## Task instructions
Your task is to give the data again, exactly, with every line intact.

——

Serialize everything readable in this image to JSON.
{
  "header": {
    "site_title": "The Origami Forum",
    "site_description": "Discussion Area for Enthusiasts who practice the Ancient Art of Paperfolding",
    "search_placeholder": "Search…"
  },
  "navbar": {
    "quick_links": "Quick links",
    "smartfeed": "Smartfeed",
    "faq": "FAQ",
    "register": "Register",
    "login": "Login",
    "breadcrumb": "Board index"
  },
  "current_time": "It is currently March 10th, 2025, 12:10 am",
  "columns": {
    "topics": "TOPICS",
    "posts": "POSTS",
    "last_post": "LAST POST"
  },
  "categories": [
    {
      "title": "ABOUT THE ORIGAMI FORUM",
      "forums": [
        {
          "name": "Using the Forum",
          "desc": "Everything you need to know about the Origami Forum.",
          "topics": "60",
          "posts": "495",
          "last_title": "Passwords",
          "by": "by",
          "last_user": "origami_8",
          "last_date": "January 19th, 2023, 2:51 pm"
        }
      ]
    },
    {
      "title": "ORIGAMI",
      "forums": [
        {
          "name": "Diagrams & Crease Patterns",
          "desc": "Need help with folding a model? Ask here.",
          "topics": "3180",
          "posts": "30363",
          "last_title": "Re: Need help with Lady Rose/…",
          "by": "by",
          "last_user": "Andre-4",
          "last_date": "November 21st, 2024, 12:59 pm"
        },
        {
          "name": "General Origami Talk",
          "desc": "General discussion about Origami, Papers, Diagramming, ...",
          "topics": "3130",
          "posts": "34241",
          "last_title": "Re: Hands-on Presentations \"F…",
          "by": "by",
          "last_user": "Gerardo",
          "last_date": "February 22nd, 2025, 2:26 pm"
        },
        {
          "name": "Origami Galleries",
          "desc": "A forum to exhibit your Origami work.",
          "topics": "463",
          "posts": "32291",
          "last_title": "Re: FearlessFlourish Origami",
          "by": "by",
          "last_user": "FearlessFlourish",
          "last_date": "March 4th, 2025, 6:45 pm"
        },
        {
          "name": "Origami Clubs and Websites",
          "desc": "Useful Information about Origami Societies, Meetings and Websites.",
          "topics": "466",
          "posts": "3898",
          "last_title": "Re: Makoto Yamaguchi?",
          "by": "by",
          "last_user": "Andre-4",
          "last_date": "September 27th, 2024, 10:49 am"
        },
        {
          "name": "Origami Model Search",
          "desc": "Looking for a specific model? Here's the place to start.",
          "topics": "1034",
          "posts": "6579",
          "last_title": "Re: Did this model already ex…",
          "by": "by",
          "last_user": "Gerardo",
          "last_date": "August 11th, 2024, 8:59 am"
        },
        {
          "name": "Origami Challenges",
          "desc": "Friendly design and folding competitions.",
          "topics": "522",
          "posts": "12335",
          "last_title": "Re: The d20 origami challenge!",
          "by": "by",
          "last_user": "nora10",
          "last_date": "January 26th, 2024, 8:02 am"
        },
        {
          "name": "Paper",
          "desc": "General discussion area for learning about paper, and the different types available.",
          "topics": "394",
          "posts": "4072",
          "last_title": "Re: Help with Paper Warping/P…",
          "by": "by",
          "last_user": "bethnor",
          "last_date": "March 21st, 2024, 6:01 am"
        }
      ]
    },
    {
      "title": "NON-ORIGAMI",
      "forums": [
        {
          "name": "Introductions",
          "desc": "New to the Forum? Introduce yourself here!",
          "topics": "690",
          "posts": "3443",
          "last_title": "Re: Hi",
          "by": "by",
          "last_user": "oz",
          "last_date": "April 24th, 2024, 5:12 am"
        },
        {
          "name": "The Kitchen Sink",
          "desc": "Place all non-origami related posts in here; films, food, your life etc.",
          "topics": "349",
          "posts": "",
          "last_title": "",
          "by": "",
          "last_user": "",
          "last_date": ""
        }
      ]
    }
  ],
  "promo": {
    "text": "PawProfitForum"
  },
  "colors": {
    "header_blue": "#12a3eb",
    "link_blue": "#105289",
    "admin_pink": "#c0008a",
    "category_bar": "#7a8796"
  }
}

——

## Output below
Serialize everything readable in this image to JSON.
{
  "header": {
    "site_title": "The Origami Forum",
    "site_description": "Discussion Area for Enthusiasts who practice the Ancient Art of Paperfolding",
    "search_placeholder": "Search…"
  },
  "navbar": {
    "quick_links": "Quick links",
    "smartfeed": "Smartfeed",
    "faq": "FAQ",
    "register": "Register",
    "login": "Login",
    "breadcrumb": "Board index"
  },
  "current_time": "It is currently March 10th, 2025, 12:10 am",
  "columns": {
    "topics": "TOPICS",
    "posts": "POSTS",
    "last_post": "LAST POST"
  },
  "categories": [
    {
      "title": "ABOUT THE ORIGAMI FORUM",
      "forums": [
        {
          "name": "Using the Forum",
          "desc": "Everything you need to know about the Origami Forum.",
          "topics": "60",
          "posts": "495",
          "last_title": "Passwords",
          "by": "by",
          "last_user": "origami_8",
          "last_date": "January 19th, 2023, 2:51 pm"
        }
      ]
    },
    {
      "title": "ORIGAMI",
      "forums": [
        {
          "name": "Diagrams & Crease Patterns",
          "desc": "Need help with folding a model? Ask here.",
          "topics": "3180",
          "posts": "30363",
          "last_title": "Re: Need help with Lady Rose/…",
          "by": "by",
          "last_user": "Andre-4",
          "last_date": "November 21st, 2024, 12:59 pm"
        },
        {
          "name": "General Origami Talk",
          "desc": "General discussion about Origami, Papers, Diagramming, ...",
          "topics": "3130",
          "posts": "34241",
          "last_title": "Re: Hands-on Presentations \"F…",
          "by": "by",
          "last_user": "Gerardo",
          "last_date": "February 22nd, 2025, 2:26 pm"
        },
        {
          "name": "Origami Galleries",
          "desc": "A forum to exhibit your Origami work.",
          "topics": "463",
          "posts": "32291",
          "last_title": "Re: FearlessFlourish Origami",
          "by": "by",
          "last_user": "FearlessFlourish",
          "last_date": "March 4th, 2025, 6:45 pm"
        },
        {
          "name": "Origami Clubs and Websites",
          "desc": "Useful Information about Origami Societies, Meetings and Websites.",
          "topics": "466",
          "posts": "3898",
          "last_title": "Re: Makoto Yamaguchi?",
          "by": "by",
          "last_user": "Andre-4",
          "last_date": "September 27th, 2024, 10:49 am"
        },
        {
          "name": "Origami Model Search",
          "desc": "Looking for a specific model? Here's the place to start.",
          "topics": "1034",
          "posts": "6579",
          "last_title": "Re: Did this model already ex…",
          "by": "by",
          "last_user": "Gerardo",
          "last_date": "August 11th, 2024, 8:59 am"
        },
        {
          "name": "Origami Challenges",
          "desc": "Friendly design and folding competitions.",
          "topics": "522",
          "posts": "12335",
          "last_title": "Re: The d20 origami challenge!",
          "by": "by",
          "last_user": "nora10",
          "last_date": "January 26th, 2024, 8:02 am"
        },
        {
          "name": "Paper",
          "desc": "General discussion area for learning about paper, and the different types available.",
          "topics": "394",
          "posts": "4072",
          "last_title": "Re: Help with Paper Warping/P…",
          "by": "by",
          "last_user": "bethnor",
          "last_date": "March 21st, 2024, 6:01 am"
        }
      ]
    },
    {
      "title": "NON-ORIGAMI",
      "forums": [
        {
          "name": "Introductions",
          "desc": "New to the Forum? Introduce yourself here!",
          "topics": "690",
          "posts": "3443",
          "last_title": "Re: Hi",
          "by": "by",
          "last_user": "oz",
          "last_date": "April 24th, 2024, 5:12 am"
        },
        {
          "name": "The Kitchen Sink",
          "desc": "Place all non-origami related posts in here; films, food, your life etc.",
          "topics": "349",
          "posts": "",
          "last_title": "",
          "by": "",
          "last_user": "",
          "last_date": ""
        }
      ]
    }
  ],
  "promo": {
    "text": "PawProfitForum"
  },
  "colors": {
    "header_blue": "#12a3eb",
    "link_blue": "#105289",
    "admin_pink": "#c0008a",
    "category_bar": "#7a8796"
  }
}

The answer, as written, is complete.